Newcomer Witzke Wins GOP US Senate Primary in Delaware

Lauren Witzke (Photo credit: Lauren Witzke campaign)

DOVER, Del. (AP/WBOC)- A political newcomer and firebrand who campaigned on halting U.S. immigration for 10 years and has tried to distance herself from accusations that she supports a far-right conspiracy theory won the Republican U.S. Senate primary in Delaware on Tuesday, defeating the party’s endorsed candidate.

           

Lauren Witzke defeated attorney James DeMartino. Witzke will take on incumbent Sen. Chris Coons in November's general election.

           

DeMartino, a former Marine who has twice run unsuccessfully for the legislative seat held by Delaware’s Democratic state House speaker, was the Delaware Republican Party’s endorsed candidate.

■ THE TASKS
(1) Based on the Delaware Senate primary article, decide whether each statement agrees with it: (a) Witzke was the Delaware Republican Party's endorsed candidate; (b) Witzke campaigned on halting U.S. immigration for 10 years; (c) DeMartino has served in the Marines. Answer each with yes or no and quote the deciding words.
(2) Write the next few sentences of the Delaware Senate primary article, picking up after its last line.

■ INFORMATION SHOWN
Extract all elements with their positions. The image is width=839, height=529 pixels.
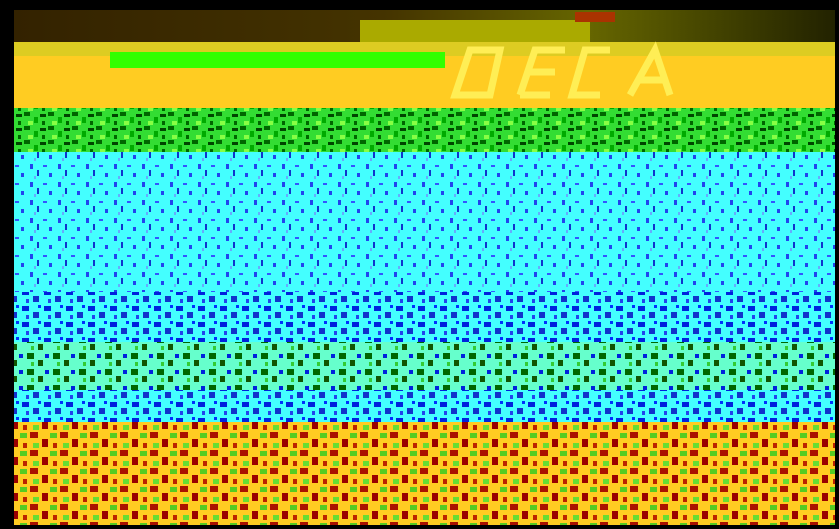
noise-band <box>14 108 835 152</box>
noise-band <box>14 390 835 422</box>
progress-bar <box>110 52 445 68</box>
noise-band <box>14 292 835 342</box>
title-bar-icon <box>575 12 615 22</box>
noise-band <box>14 422 835 525</box>
title-bar-segment <box>360 20 590 42</box>
noise-band <box>14 342 835 390</box>
logo-shapes <box>450 41 674 99</box>
noise-band <box>14 152 835 292</box>
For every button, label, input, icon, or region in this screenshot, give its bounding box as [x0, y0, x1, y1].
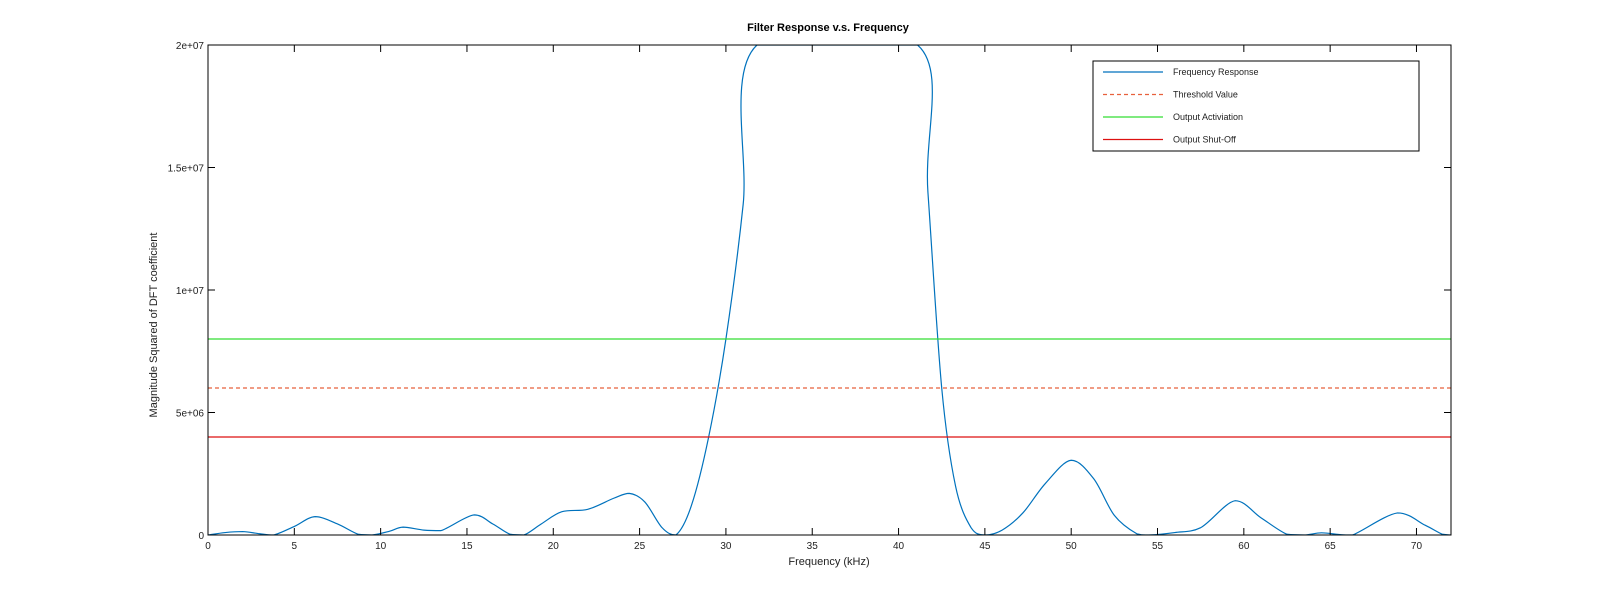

■ RESPONSES FOR EACH TASK
(1)
(a) No: "DeMartino, a former Marine who has twice run unsuccessfully for the legislative seat held by Delaware’s Democratic state House speaker, was the Delaware Republican Party’s endorsed candidate."
(b) Yes: "campaigned on halting U.S. immigration for 10 years"
(c) Yes: "DeMartino, a former Marine"

(2)
Witzke, who worked as an Iowa field operator for Donald Trump last year, has tried to distance herself from accusations by some opponents that she supports QAnon. The far-right conspiracy theory centers on an alleged anonymous, high-ranking government official known as “Q,” who shares information about “deep state” enemies of Trump often tied to child sex trafficking.

           

Witzke told The Associated Press in January that she had stopped promoting QAnon months earlier, dismissing it as “mainstream psyops to get people to ‘trust the plan’ and not do anything.” QAnon followers often encourage each other to “trust the plan.”

           

“I certainly think it’s more hype than substance,” she said.

           

But Witzke has been photographed wearing a QAnon T-shirt and has used the QAnon slogan WWG1WGA (Where We Go One We Go All) in some of her Twitter hashtags. One of her now former paid campaign staffers, Michael Sisco, was fired last year from his job as a field director for a Republican congressional candidate in Iowa after inviting far-right activist Nicholas Fuentes to speak at an immigration forum. Fuentes has been accused of being a white nationalist and anti-Semite.

           

Maggie Kosior, an 18-year-old college freshman from Dover, said she voted for Witzke because of her ties to QAnon.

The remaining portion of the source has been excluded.